++++ RAW DATA ++++
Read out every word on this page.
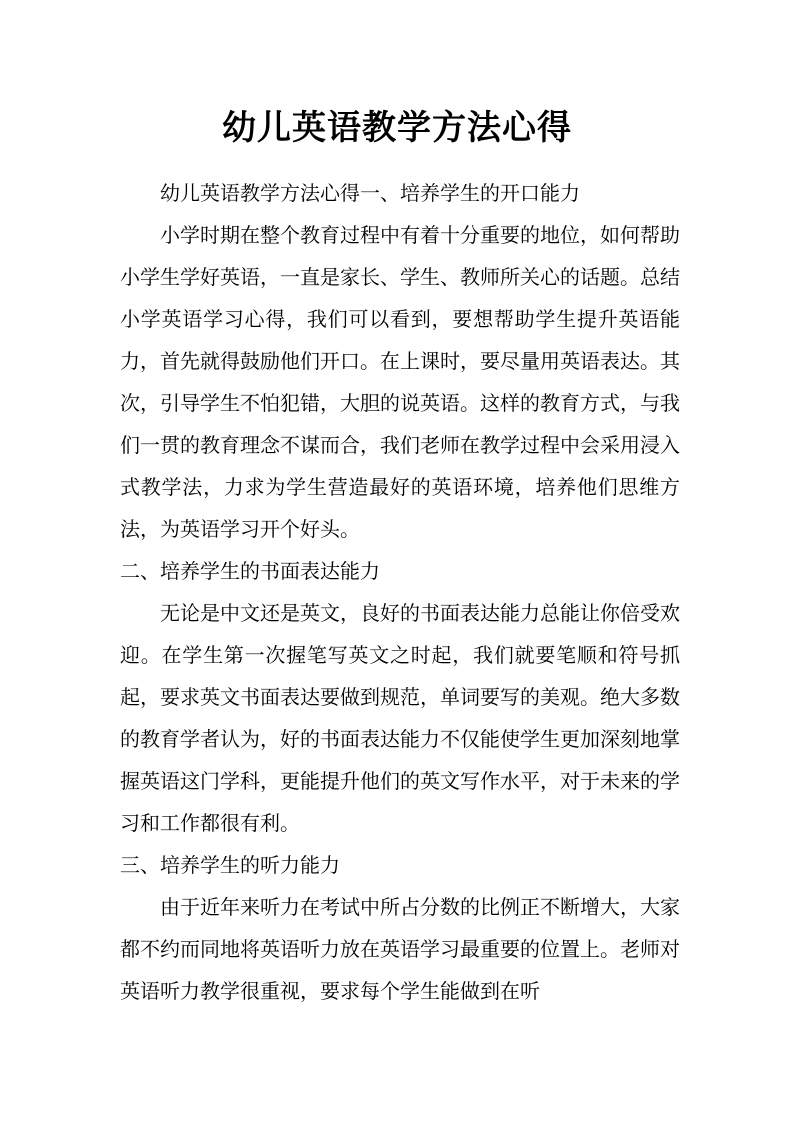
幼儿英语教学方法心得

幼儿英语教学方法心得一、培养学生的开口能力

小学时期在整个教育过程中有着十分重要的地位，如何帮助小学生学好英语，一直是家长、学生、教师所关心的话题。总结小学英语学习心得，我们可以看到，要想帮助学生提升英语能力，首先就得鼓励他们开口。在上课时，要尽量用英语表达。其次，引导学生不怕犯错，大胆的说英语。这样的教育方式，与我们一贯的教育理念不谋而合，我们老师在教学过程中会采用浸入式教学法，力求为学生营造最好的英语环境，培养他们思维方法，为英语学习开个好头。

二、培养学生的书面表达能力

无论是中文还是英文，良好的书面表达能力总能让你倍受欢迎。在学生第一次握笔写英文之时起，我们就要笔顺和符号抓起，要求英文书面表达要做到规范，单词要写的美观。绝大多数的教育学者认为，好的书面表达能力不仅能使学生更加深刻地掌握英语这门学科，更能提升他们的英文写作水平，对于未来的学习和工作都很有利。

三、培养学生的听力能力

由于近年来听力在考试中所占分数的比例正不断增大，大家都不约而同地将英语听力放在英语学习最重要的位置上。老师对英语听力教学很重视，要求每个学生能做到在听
++++
> [DIRECTIONS]
What is needed is an exact reproduction of the data, pictures excluded.

> [EXERCISE SOLUTION]
Read out every word on this page.
幼儿英语教学方法心得

幼儿英语教学方法心得一、培养学生的开口能力

小学时期在整个教育过程中有着十分重要的地位，如何帮助小学生学好英语，一直是家长、学生、教师所关心的话题。总结小学英语学习心得，我们可以看到，要想帮助学生提升英语能力，首先就得鼓励他们开口。在上课时，要尽量用英语表达。其次，引导学生不怕犯错，大胆的说英语。这样的教育方式，与我们一贯的教育理念不谋而合，我们老师在教学过程中会采用浸入式教学法，力求为学生营造最好的英语环境，培养他们思维方法，为英语学习开个好头。

二、培养学生的书面表达能力

无论是中文还是英文，良好的书面表达能力总能让你倍受欢迎。在学生第一次握笔写英文之时起，我们就要笔顺和符号抓起，要求英文书面表达要做到规范，单词要写的美观。绝大多数的教育学者认为，好的书面表达能力不仅能使学生更加深刻地掌握英语这门学科，更能提升他们的英文写作水平，对于未来的学习和工作都很有利。

三、培养学生的听力能力

由于近年来听力在考试中所占分数的比例正不断增大，大家都不约而同地将英语听力放在英语学习最重要的位置上。老师对英语听力教学很重视，要求每个学生能做到在听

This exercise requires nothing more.